• ARTICLE:
+ + + +

简体   繁体   中英

Storing objects in class instance dictionary has unexpected results

Apologies in advance for the lengthy post and thanks to anyone who has some time to take a look. Complete working example at end of post.

I would like some help understanding the behavior of my code. I wrote two simple graph-oriented classes, one for nodes and one for the graph itself. The graph has a dictionary to track an instance of a node according to its index , self.nodes and the node keeps a list of neighbors, self.neighbors (these self's are for Graph and Node respectively).

What's strange is that I can always get a complete list of a node's neighbors by going through the Graph instance nodes dictionary, but if I try to get neighbors of neighbors by accessing a node through another node's neighbors list, I often get a node with no neighbors, showing incorrect information. For example, once I read in and process a graph, I can print out each node and its neighbors perfectly, by calling a Graph instances's listNodes() , which gives me this for one example graph:

(i = 1, neighbors: 5 2 4 3)
(i = 2, neighbors: 1)
(i = 3, neighbors: 1 8 9)
(i = 4, neighbors: 1 9 6)
(i = 5, neighbors: 1)
(i = 6, neighbors: 4 7)
(i = 7, neighbors: 6)

+ + + +

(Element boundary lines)
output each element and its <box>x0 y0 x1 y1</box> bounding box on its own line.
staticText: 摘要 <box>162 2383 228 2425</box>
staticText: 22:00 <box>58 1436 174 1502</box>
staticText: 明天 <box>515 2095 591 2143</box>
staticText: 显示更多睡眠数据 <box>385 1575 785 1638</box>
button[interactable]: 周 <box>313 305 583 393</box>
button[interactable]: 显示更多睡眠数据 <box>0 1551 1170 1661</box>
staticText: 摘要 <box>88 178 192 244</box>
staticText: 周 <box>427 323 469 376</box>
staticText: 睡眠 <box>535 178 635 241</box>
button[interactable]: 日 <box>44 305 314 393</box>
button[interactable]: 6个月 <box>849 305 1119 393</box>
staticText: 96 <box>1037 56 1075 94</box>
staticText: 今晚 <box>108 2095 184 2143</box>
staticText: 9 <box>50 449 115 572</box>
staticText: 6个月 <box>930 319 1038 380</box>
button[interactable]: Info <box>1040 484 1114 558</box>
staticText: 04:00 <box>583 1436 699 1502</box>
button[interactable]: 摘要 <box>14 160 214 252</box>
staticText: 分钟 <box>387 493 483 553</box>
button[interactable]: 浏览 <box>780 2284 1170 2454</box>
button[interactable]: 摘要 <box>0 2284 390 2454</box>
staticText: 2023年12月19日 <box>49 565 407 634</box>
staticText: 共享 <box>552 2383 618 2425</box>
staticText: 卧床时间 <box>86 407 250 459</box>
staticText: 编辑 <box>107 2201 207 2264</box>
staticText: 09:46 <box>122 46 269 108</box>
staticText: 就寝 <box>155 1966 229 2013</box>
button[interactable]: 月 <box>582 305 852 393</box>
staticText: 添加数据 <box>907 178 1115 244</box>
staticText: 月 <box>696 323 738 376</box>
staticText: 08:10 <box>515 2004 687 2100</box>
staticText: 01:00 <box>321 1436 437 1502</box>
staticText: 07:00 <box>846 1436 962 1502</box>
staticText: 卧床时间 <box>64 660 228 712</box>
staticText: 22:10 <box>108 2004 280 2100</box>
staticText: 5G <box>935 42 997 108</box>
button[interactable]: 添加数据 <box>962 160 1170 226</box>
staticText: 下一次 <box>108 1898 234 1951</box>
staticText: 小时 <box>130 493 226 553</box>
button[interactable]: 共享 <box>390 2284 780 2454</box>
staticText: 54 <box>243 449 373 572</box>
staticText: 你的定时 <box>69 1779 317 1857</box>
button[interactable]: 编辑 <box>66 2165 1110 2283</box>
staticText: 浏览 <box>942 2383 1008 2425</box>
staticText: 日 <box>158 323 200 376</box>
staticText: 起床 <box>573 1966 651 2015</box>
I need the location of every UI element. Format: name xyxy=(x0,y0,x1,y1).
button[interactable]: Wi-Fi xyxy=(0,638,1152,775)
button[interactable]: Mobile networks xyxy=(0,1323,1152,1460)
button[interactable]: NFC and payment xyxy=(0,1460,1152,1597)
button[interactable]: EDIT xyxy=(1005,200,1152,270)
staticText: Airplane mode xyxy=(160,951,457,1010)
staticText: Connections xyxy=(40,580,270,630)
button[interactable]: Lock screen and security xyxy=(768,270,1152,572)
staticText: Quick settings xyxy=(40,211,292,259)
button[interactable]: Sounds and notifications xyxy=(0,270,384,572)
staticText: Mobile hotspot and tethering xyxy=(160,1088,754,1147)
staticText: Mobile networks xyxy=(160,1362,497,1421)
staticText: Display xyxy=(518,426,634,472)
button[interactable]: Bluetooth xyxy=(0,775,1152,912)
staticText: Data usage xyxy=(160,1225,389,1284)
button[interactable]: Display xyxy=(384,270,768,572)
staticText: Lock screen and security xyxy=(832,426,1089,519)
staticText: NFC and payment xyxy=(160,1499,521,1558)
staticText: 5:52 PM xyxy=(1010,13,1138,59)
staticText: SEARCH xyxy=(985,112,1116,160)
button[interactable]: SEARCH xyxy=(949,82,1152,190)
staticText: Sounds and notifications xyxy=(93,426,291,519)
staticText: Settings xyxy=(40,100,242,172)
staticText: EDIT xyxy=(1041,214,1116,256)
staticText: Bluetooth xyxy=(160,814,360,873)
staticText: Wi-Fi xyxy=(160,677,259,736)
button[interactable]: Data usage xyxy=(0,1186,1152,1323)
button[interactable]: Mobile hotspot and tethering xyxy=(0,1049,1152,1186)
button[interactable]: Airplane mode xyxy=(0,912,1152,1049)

+ + + +

• WHAT IS BEING ASKED: Give the post on graph classes again, starting with "Apologies in advance" and going on through "and Node respectively).", and swap "dictionary" for "hash map" everywhere in that span.

• ANSWER BELOW:
Apologies in advance for the lengthy post and thanks to anyone who has some time to take a look. Complete working example at end of post.

I would like some help understanding the behavior of my code. I wrote two simple graph-oriented classes, one for nodes and one for the graph itself. The graph has a hash map to track an instance of a node according to its index , self.nodes and the node keeps a list of neighbors, self.neighbors (these self's are for Graph and Node respectively).